Reading text:
- - -

BISSELL, Circuit Judge.

This court by its order dated August 2, 1984, accepted an interlocutory appeal from the United States Claims Court stating the question to be considered as follows:

[W]hether the United States should be compelled to furnish the separate ac-countings called for by the Claims Court’s orders.

These separate accountings are denominated “supplemental” accountings and require the government (a) to account for the amounts paid or expended specifically for the benefit of each reservation-owning Chippewa band, and (b) with respect to the White Earth Band to identify all allotments granted on the White Earth Reservation to persons who. were not members of the White Earth Band as of the effective date of the Nelson Act of 1889. The effect of a band-by-band accounting would be to disallow offsets for payments made by the government to the Tribe unless proved to be made to a particular band. Except for the Red Lake Band, the government has not kept any records of a band-by-band basis. We hold that the United States cannot be compelled to furnish separate ac-countings for property and expenditures based on the pleadings in Nos. 19 and 188. Accordingly, the Interlocutory Order of the Claims Court filed July 2, 1984, requiring these separate accountings, is hereby vacated.

- - -

Aim: According to the court opinion above, for which band has the government kept records on a band-by-band basis?

[Layout element entries]

- - -

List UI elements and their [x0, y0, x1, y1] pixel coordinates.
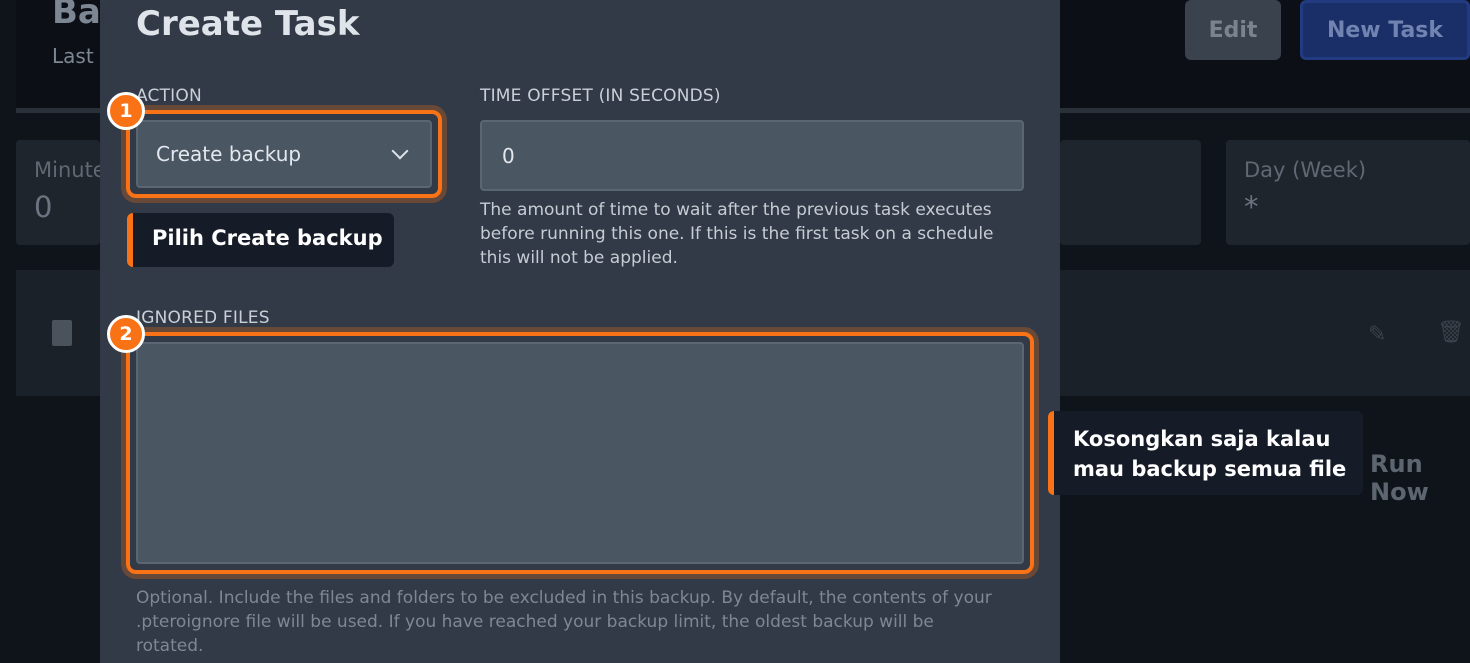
step1-badge: 1 — [107, 92, 145, 130]
trash-icon[interactable]: 🗑 — [1437, 320, 1465, 345]
time-offset-help-line: this will not be applied. — [480, 248, 678, 268]
time-offset-input[interactable]: 0 — [480, 120, 1024, 191]
time-offset-help-line: before running this one. If this is the … — [480, 224, 994, 244]
ignored-files-help-line: rotated. — [136, 636, 204, 656]
step2-highlight — [126, 332, 1034, 574]
step2-badge: 2 — [107, 315, 145, 353]
pencil-icon[interactable]: ✎ — [1368, 322, 1390, 347]
file-archive-icon — [52, 320, 72, 346]
time-offset-value: 0 — [502, 143, 515, 168]
ignored-files-help-line: .pteroignore file will be used. If you h… — [136, 612, 934, 632]
time-offset-help: The amount of time to wait after the pre… — [480, 198, 1040, 270]
cron-card — [1060, 140, 1201, 245]
step1-highlight — [126, 110, 442, 198]
cron-minute-card: Minute 0 — [16, 140, 106, 245]
edit-button[interactable]: Edit — [1185, 0, 1281, 60]
action-label: ACTION — [136, 86, 202, 106]
modal-title: Create Task — [136, 4, 360, 44]
ignored-files-help-line: Optional. Include the files and folders … — [136, 588, 992, 608]
cron-day-week-label: Day (Week) — [1244, 158, 1367, 182]
cron-minute-value: 0 — [34, 190, 53, 224]
new-task-button[interactable]: New Task — [1300, 0, 1470, 60]
cron-day-week-card: Day (Week) * — [1226, 140, 1470, 245]
step2-callout-line: mau backup semua file — [1073, 457, 1347, 481]
step2-callout-line: Kosongkan saja kalau — [1073, 427, 1331, 451]
run-now-button[interactable]: Run Now — [1370, 450, 1470, 506]
ignored-files-label: IGNORED FILES — [136, 308, 270, 328]
step2-callout: Kosongkan saja kalau mau backup semua fi… — [1048, 411, 1363, 495]
ignored-files-help: Optional. Include the files and folders … — [136, 586, 1036, 658]
time-offset-help-line: The amount of time to wait after the pre… — [480, 200, 992, 220]
time-offset-label: TIME OFFSET (IN SECONDS) — [480, 86, 721, 106]
cron-minute-label: Minute — [34, 158, 106, 182]
step1-callout: Pilih Create backup — [127, 213, 394, 267]
page-subtitle: Last — [52, 44, 94, 68]
cron-day-week-value: * — [1244, 190, 1259, 224]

- - -

The response: The Red Lake Band.